Produce an exact copy of all the data below, dropping every image.

-- -- --

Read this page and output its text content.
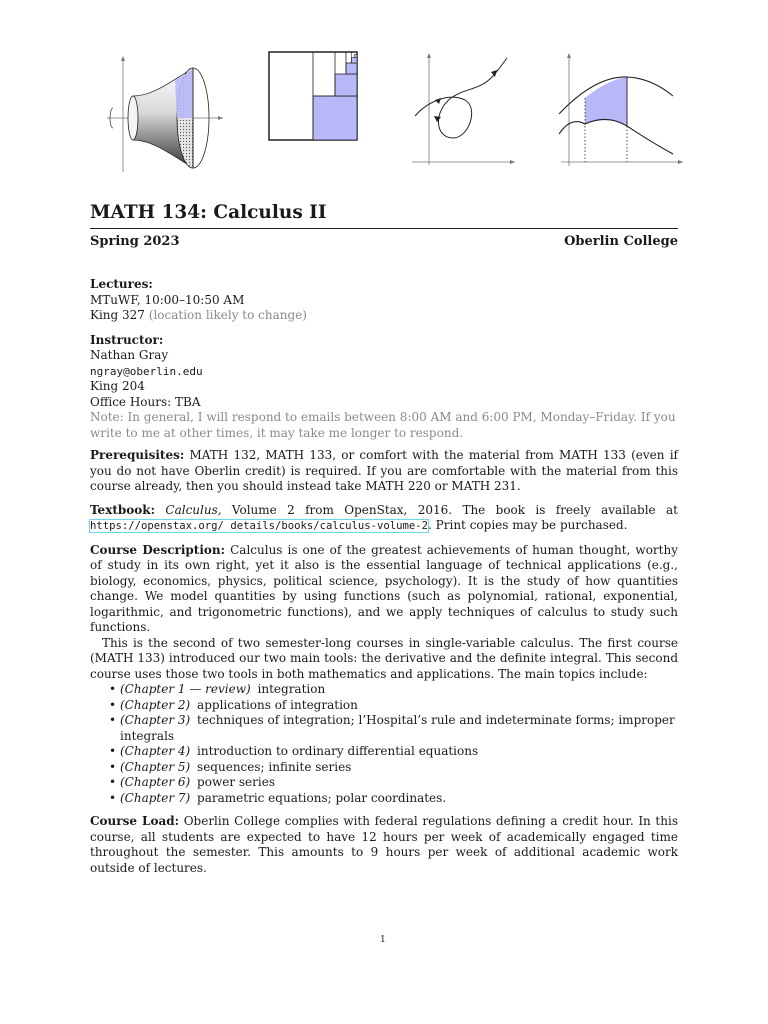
MATH 134: Calculus II
Spring 2023	Oberlin College
Lectures:
MTuWF, 10:00–10:50 AM
King 327 (location likely to change)
Instructor:
Nathan Gray
ngray@oberlin.edu
King 204
Office Hours: TBA
Note: In general, I will respond to emails between 8:00 AM and 6:00 PM, Monday–Friday. If you write to me at other times, it may take me longer to respond.

Prerequisites: MATH 132, MATH 133, or comfort with the material from MATH 133 (even if you do not have Oberlin credit) is required. If you are comfortable with the material from this course already, then you should instead take MATH 220 or MATH 231.

Textbook: Calculus, Volume 2 from OpenStax, 2016. The book is freely available at https://openstax.org/ details/books/calculus-volume-2. Print copies may be purchased.

Course Description: Calculus is one of the greatest achievements of human thought, worthy of study in its own right, yet it also is the essential language of technical applications (e.g., biology, economics, physics, political science, psychology). It is the study of how quantities change. We model quantities by using functions (such as polynomial, rational, exponential, logarithmic, and trigonometric functions), and we apply techniques of calculus to study such functions.

This is the second of two semester-long courses in single-variable calculus. The first course (MATH 133) introduced our two main tools: the derivative and the definite integral. This second course uses those two tools in both mathematics and applications. The main topics include:

• (Chapter 1 — review) integration
• (Chapter 2) applications of integration
• (Chapter 3) techniques of integration; l’Hospital’s rule and indeterminate forms; improper integrals
• (Chapter 4) introduction to ordinary differential equations
• (Chapter 5) sequences; infinite series
• (Chapter 6) power series
• (Chapter 7) parametric equations; polar coordinates.

Course Load: Oberlin College complies with federal regulations defining a credit hour. In this course, all students are expected to have 12 hours per week of academically engaged time throughout the semester. This amounts to 9 hours per week of additional academic work outside of lectures.

1
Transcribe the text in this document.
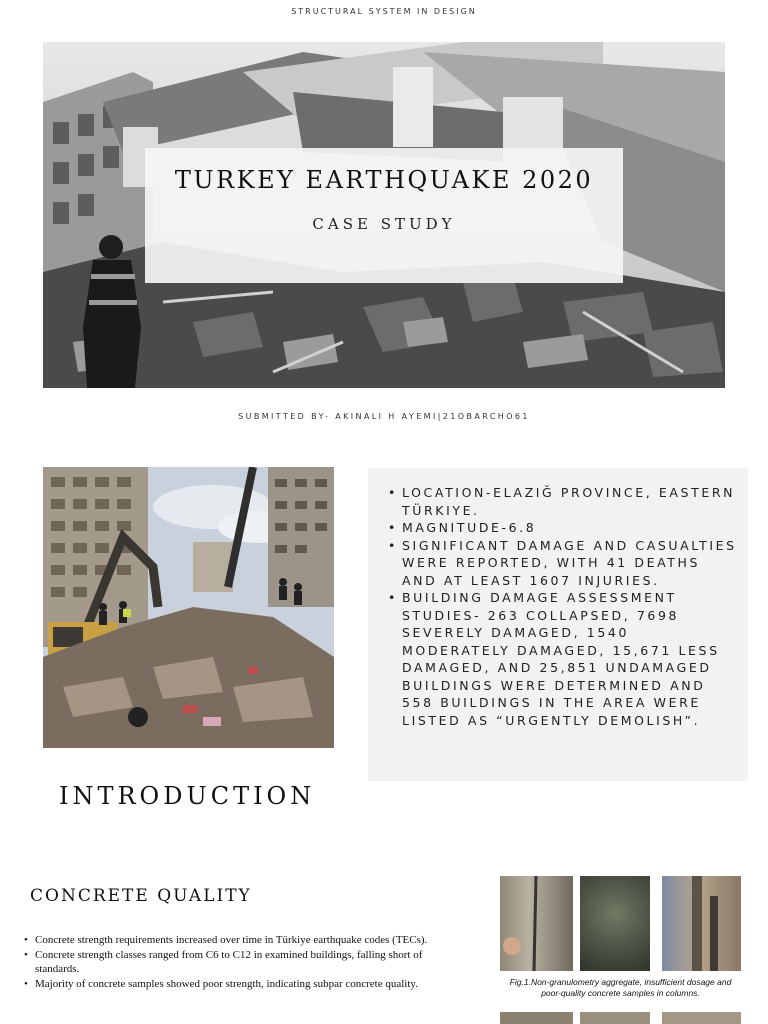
STRUCTURAL SYSTEM IN DESIGN
TURKEY EARTHQUAKE 2020
CASE STUDY
SUBMITTED BY- AKINALI H AYEMI|21OBARCHO61
• LOCATION-ELAZIĞ PROVINCE, EASTERN TÜRKIYE.
• MAGNITUDE-6.8
• SIGNIFICANT DAMAGE AND CASUALTIES WERE REPORTED, WITH 41 DEATHS AND AT LEAST 1607 INJURIES.
• BUILDING DAMAGE ASSESSMENT STUDIES- 263 COLLAPSED, 7698 SEVERELY DAMAGED, 1540 MODERATELY DAMAGED, 15,671 LESS DAMAGED, AND 25,851 UNDAMAGED BUILDINGS WERE DETERMINED AND 558 BUILDINGS IN THE AREA WERE LISTED AS “URGENTLY DEMOLISH”.
INTRODUCTION
CONCRETE QUALITY
• Concrete strength requirements increased over time in Türkiye earthquake codes (TECs).
• Concrete strength classes ranged from C6 to C12 in examined buildings, falling short of standards.
• Majority of concrete samples showed poor strength, indicating subpar concrete quality.	Fig.1.Non-granulometry aggregate, insufficient dosage and poor-quality concrete samples in columns.
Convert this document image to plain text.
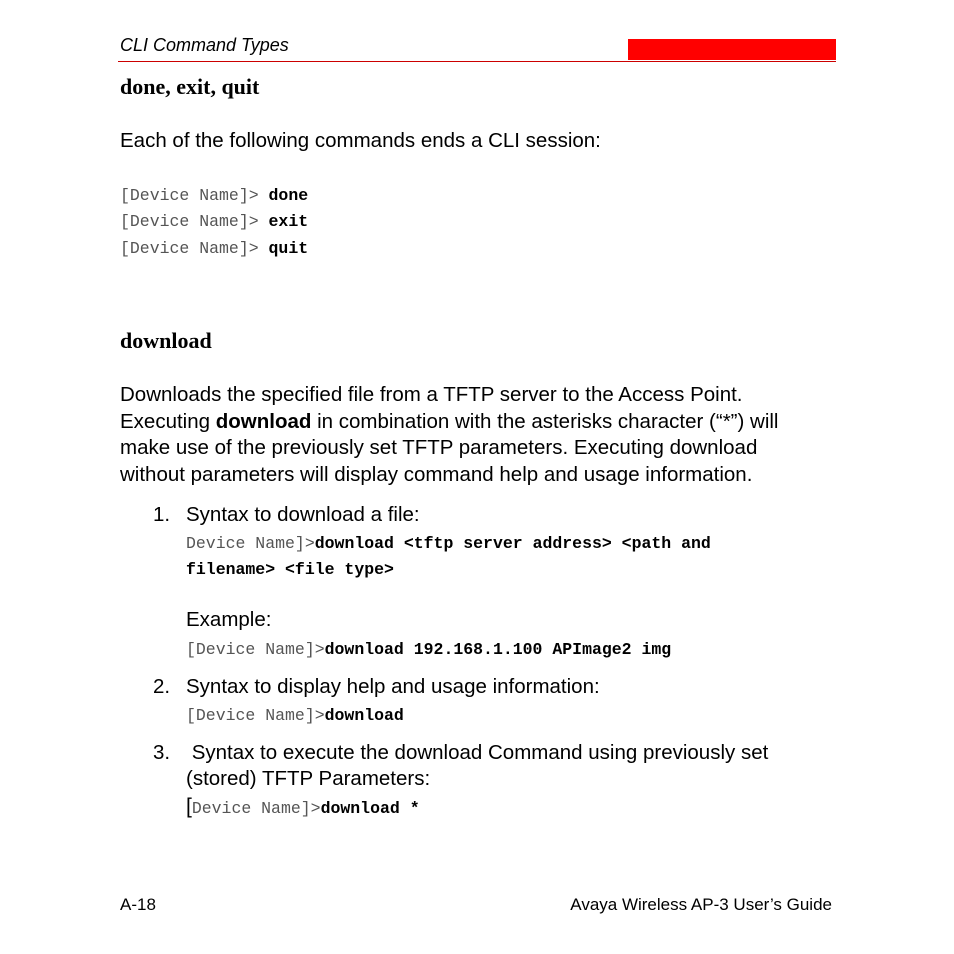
CLI Command Types
done, exit, quit
Each of the following commands ends a CLI session:
[Device Name]> done
[Device Name]> exit
[Device Name]> quit
download
Downloads the specified file from a TFTP server to the Access Point.
Executing download in combination with the asterisks character (“*”) will
make use of the previously set TFTP parameters. Executing download
without parameters will display command help and usage information.
1. Syntax to download a file:
Device Name]>download <tftp server address> <path and
filename> <file type>
Example:
[Device Name]>download 192.168.1.100 APImage2 img
2. Syntax to display help and usage information:
[Device Name]>download
3. Syntax to execute the download Command using previously set
(stored) TFTP Parameters:
[Device Name]>download *
A-18	Avaya Wireless AP-3 User’s Guide
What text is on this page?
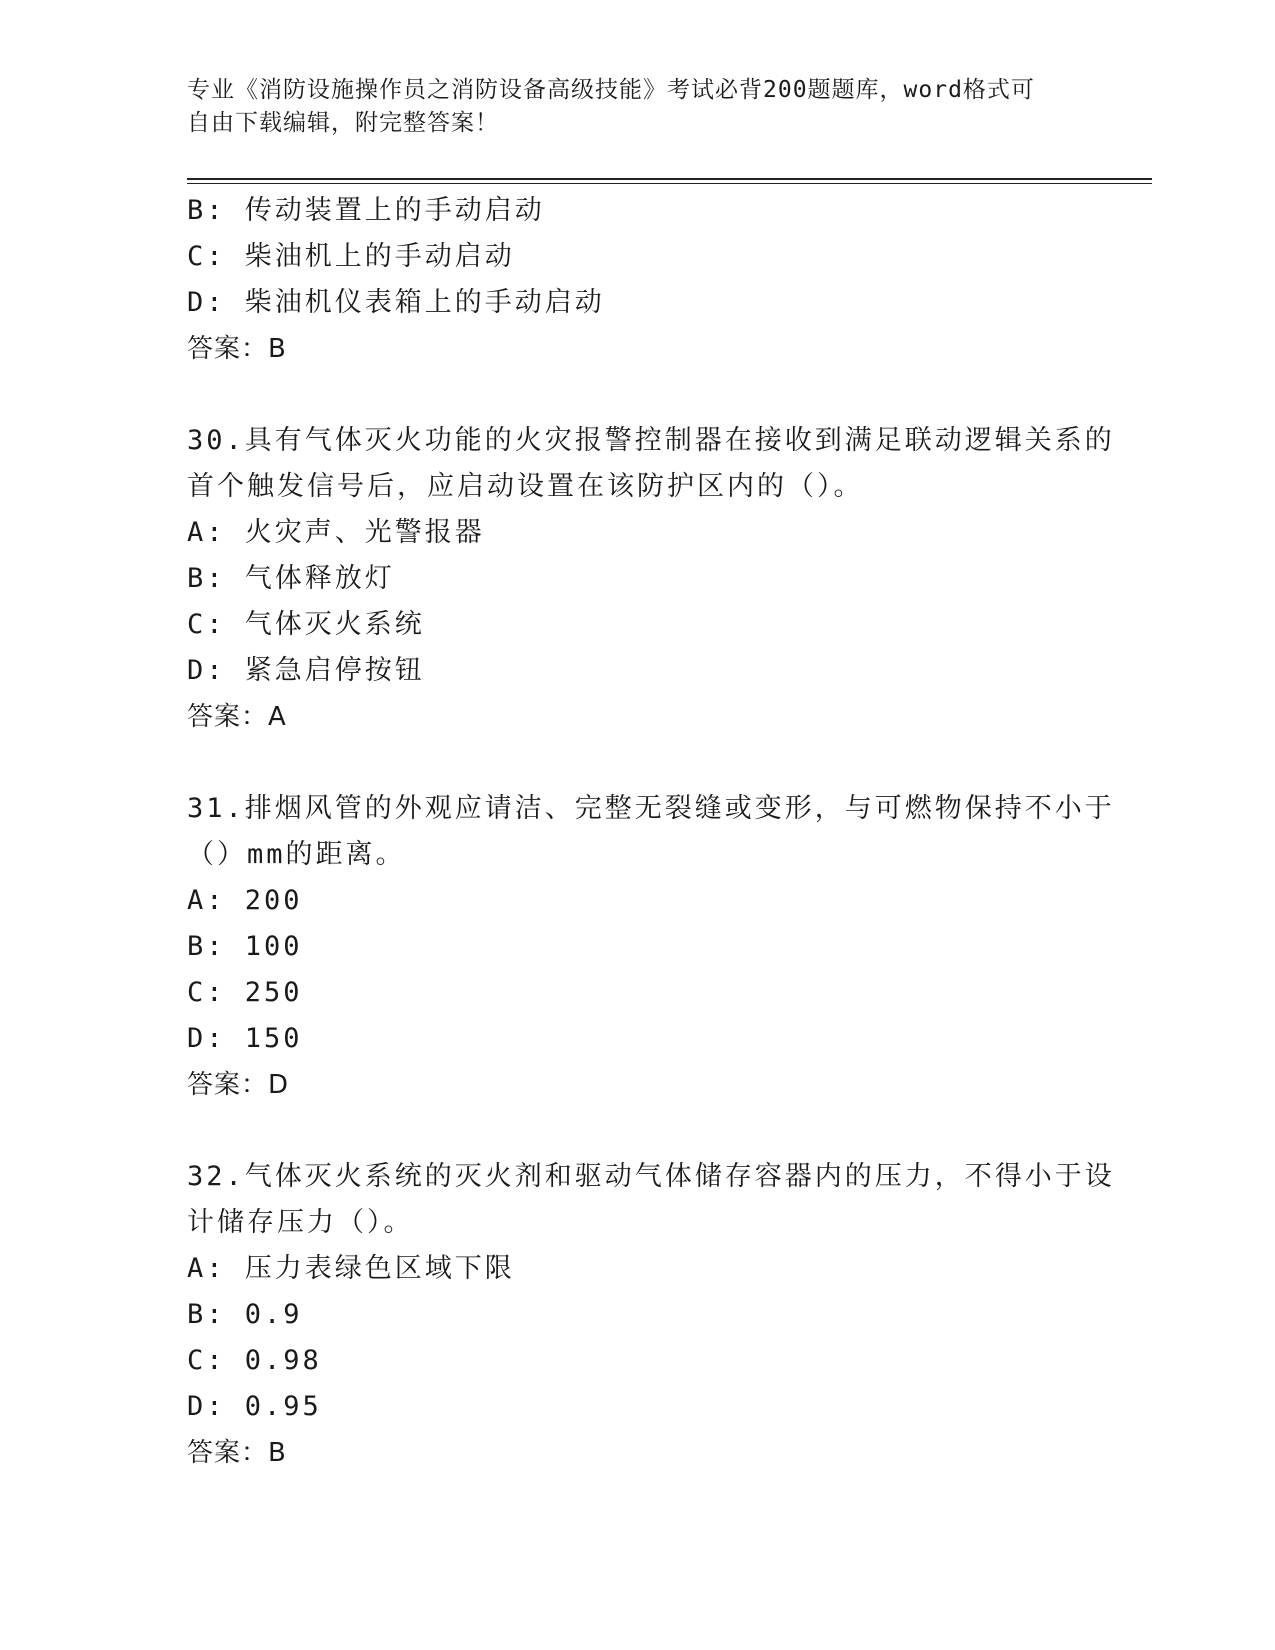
专业《消防设施操作员之消防设备高级技能》考试必背200题题库，word格式可
自由下载编辑，附完整答案！
B: 传动装置上的手动启动
C: 柴油机上的手动启动
D: 柴油机仪表箱上的手动启动
答案：B
30.具有气体灭火功能的火灾报警控制器在接收到满足联动逻辑关系的
首个触发信号后，应启动设置在该防护区内的（）。
A: 火灾声、光警报器
B: 气体释放灯
C: 气体灭火系统
D: 紧急启停按钮
答案：A
31.排烟风管的外观应请洁、完整无裂缝或变形，与可燃物保持不小于
（）mm的距离。
A: 200
B: 100
C: 250
D: 150
答案：D
32.气体灭火系统的灭火剂和驱动气体储存容器内的压力，不得小于设
计储存压力（）。
A: 压力表绿色区域下限
B: 0.9
C: 0.98
D: 0.95
答案：B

-- -- --

> **FULL RESPONSE**
Read this page and output its text content.
MATH 134: Calculus II
Spring 2023	Oberlin College
Lectures:
MTuWF, 10:00–10:50 AM
King 327 (location likely to change)
Instructor:
Nathan Gray
ngray@oberlin.edu
King 204
Office Hours: TBA
Note: In general, I will respond to emails between 8:00 AM and 6:00 PM, Monday–Friday. If you write to me at other times, it may take me longer to respond.

Prerequisites: MATH 132, MATH 133, or comfort with the material from MATH 133 (even if you do not have Oberlin credit) is required. If you are comfortable with the material from this course already, then you should instead take MATH 220 or MATH 231.

Textbook: Calculus, Volume 2 from OpenStax, 2016. The book is freely available at https://openstax.org/ details/books/calculus-volume-2. Print copies may be purchased.

Course Description: Calculus is one of the greatest achievements of human thought, worthy of study in its own right, yet it also is the essential language of technical applications (e.g., biology, economics, physics, political science, psychology). It is the study of how quantities change. We model quantities by using functions (such as polynomial, rational, exponential, logarithmic, and trigonometric functions), and we apply techniques of calculus to study such functions.

This is the second of two semester-long courses in single-variable calculus. The first course (MATH 133) introduced our two main tools: the derivative and the definite integral. This second course uses those two tools in both mathematics and applications. The main topics include:

• (Chapter 1 — review) integration
• (Chapter 2) applications of integration
• (Chapter 3) techniques of integration; l’Hospital’s rule and indeterminate forms; improper integrals
• (Chapter 4) introduction to ordinary differential equations
• (Chapter 5) sequences; infinite series
• (Chapter 6) power series
• (Chapter 7) parametric equations; polar coordinates.

Course Load: Oberlin College complies with federal regulations defining a credit hour. In this course, all students are expected to have 12 hours per week of academically engaged time throughout the semester. This amounts to 9 hours per week of additional academic work outside of lectures.

1
Transcribe the text in this document.
STRUCTURAL SYSTEM IN DESIGN
TURKEY EARTHQUAKE 2020
CASE STUDY
SUBMITTED BY- AKINALI H AYEMI|21OBARCHO61
• LOCATION-ELAZIĞ PROVINCE, EASTERN TÜRKIYE.
• MAGNITUDE-6.8
• SIGNIFICANT DAMAGE AND CASUALTIES WERE REPORTED, WITH 41 DEATHS AND AT LEAST 1607 INJURIES.
• BUILDING DAMAGE ASSESSMENT STUDIES- 263 COLLAPSED, 7698 SEVERELY DAMAGED, 1540 MODERATELY DAMAGED, 15,671 LESS DAMAGED, AND 25,851 UNDAMAGED BUILDINGS WERE DETERMINED AND 558 BUILDINGS IN THE AREA WERE LISTED AS “URGENTLY DEMOLISH”.
INTRODUCTION
CONCRETE QUALITY
• Concrete strength requirements increased over time in Türkiye earthquake codes (TECs).
• Concrete strength classes ranged from C6 to C12 in examined buildings, falling short of standards.
• Majority of concrete samples showed poor strength, indicating subpar concrete quality.	Fig.1.Non-granulometry aggregate, insufficient dosage and poor-quality concrete samples in columns.
Convert this document image to plain text.
CLI Command Types
done, exit, quit
Each of the following commands ends a CLI session:
[Device Name]> done
[Device Name]> exit
[Device Name]> quit
download
Downloads the specified file from a TFTP server to the Access Point.
Executing download in combination with the asterisks character (“*”) will
make use of the previously set TFTP parameters. Executing download
without parameters will display command help and usage information.
1. Syntax to download a file:
Device Name]>download <tftp server address> <path and
filename> <file type>
Example:
[Device Name]>download 192.168.1.100 APImage2 img
2. Syntax to display help and usage information:
[Device Name]>download
3. Syntax to execute the download Command using previously set
(stored) TFTP Parameters:
[Device Name]>download *
A-18	Avaya Wireless AP-3 User’s Guide
What text is on this page?
专业《消防设施操作员之消防设备高级技能》考试必背200题题库，word格式可
自由下载编辑，附完整答案！
B: 传动装置上的手动启动
C: 柴油机上的手动启动
D: 柴油机仪表箱上的手动启动
答案：B
30.具有气体灭火功能的火灾报警控制器在接收到满足联动逻辑关系的
首个触发信号后，应启动设置在该防护区内的（）。
A: 火灾声、光警报器
B: 气体释放灯
C: 气体灭火系统
D: 紧急启停按钮
答案：A
31.排烟风管的外观应请洁、完整无裂缝或变形，与可燃物保持不小于
（）mm的距离。
A: 200
B: 100
C: 250
D: 150
答案：D
32.气体灭火系统的灭火剂和驱动气体储存容器内的压力，不得小于设
计储存压力（）。
A: 压力表绿色区域下限
B: 0.9
C: 0.98
D: 0.95
答案：B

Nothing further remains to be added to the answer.